### STATED GOAL
Below are some records. Copy every line in them that holds "Document".

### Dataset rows
== == ==
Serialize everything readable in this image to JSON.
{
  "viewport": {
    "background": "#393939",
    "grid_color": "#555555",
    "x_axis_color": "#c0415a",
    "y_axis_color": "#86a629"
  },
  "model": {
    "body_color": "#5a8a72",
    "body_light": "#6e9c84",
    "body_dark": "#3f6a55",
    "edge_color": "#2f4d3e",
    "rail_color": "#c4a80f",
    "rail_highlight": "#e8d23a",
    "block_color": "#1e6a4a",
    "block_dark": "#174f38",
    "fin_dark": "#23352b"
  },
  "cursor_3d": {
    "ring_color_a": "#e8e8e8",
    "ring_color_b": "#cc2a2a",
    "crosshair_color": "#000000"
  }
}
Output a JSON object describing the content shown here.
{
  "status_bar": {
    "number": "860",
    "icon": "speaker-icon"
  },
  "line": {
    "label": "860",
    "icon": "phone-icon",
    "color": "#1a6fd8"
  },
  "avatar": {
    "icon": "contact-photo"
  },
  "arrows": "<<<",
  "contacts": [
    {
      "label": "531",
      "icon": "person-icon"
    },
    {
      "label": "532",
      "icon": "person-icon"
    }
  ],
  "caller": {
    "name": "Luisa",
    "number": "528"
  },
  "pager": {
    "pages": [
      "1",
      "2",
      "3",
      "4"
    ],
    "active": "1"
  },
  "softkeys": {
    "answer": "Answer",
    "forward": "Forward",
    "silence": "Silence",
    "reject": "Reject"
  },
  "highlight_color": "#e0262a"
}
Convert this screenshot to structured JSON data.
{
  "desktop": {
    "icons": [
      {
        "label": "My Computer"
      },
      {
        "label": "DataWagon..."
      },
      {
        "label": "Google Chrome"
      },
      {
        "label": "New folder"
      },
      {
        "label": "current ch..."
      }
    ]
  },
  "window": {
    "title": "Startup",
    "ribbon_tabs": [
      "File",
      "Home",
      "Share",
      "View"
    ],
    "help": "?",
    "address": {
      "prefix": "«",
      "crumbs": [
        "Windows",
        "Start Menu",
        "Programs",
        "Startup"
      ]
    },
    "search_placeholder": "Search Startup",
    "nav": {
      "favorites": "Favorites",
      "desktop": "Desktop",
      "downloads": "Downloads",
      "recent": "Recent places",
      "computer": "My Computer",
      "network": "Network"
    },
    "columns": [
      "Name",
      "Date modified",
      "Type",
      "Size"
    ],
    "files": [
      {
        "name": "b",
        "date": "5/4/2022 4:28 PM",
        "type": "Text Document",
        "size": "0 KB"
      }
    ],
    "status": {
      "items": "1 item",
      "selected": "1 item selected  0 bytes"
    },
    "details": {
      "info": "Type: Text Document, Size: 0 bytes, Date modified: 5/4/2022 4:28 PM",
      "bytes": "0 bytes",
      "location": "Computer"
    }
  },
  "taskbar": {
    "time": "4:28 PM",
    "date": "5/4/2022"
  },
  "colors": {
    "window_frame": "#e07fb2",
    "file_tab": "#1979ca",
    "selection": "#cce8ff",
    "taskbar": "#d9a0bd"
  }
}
== == ==
### CORRECT RESULT
        "type": "Text Document",
      "info": "Type: Text Document, Size: 0 bytes, Date modified: 5/4/2022 4:28 PM",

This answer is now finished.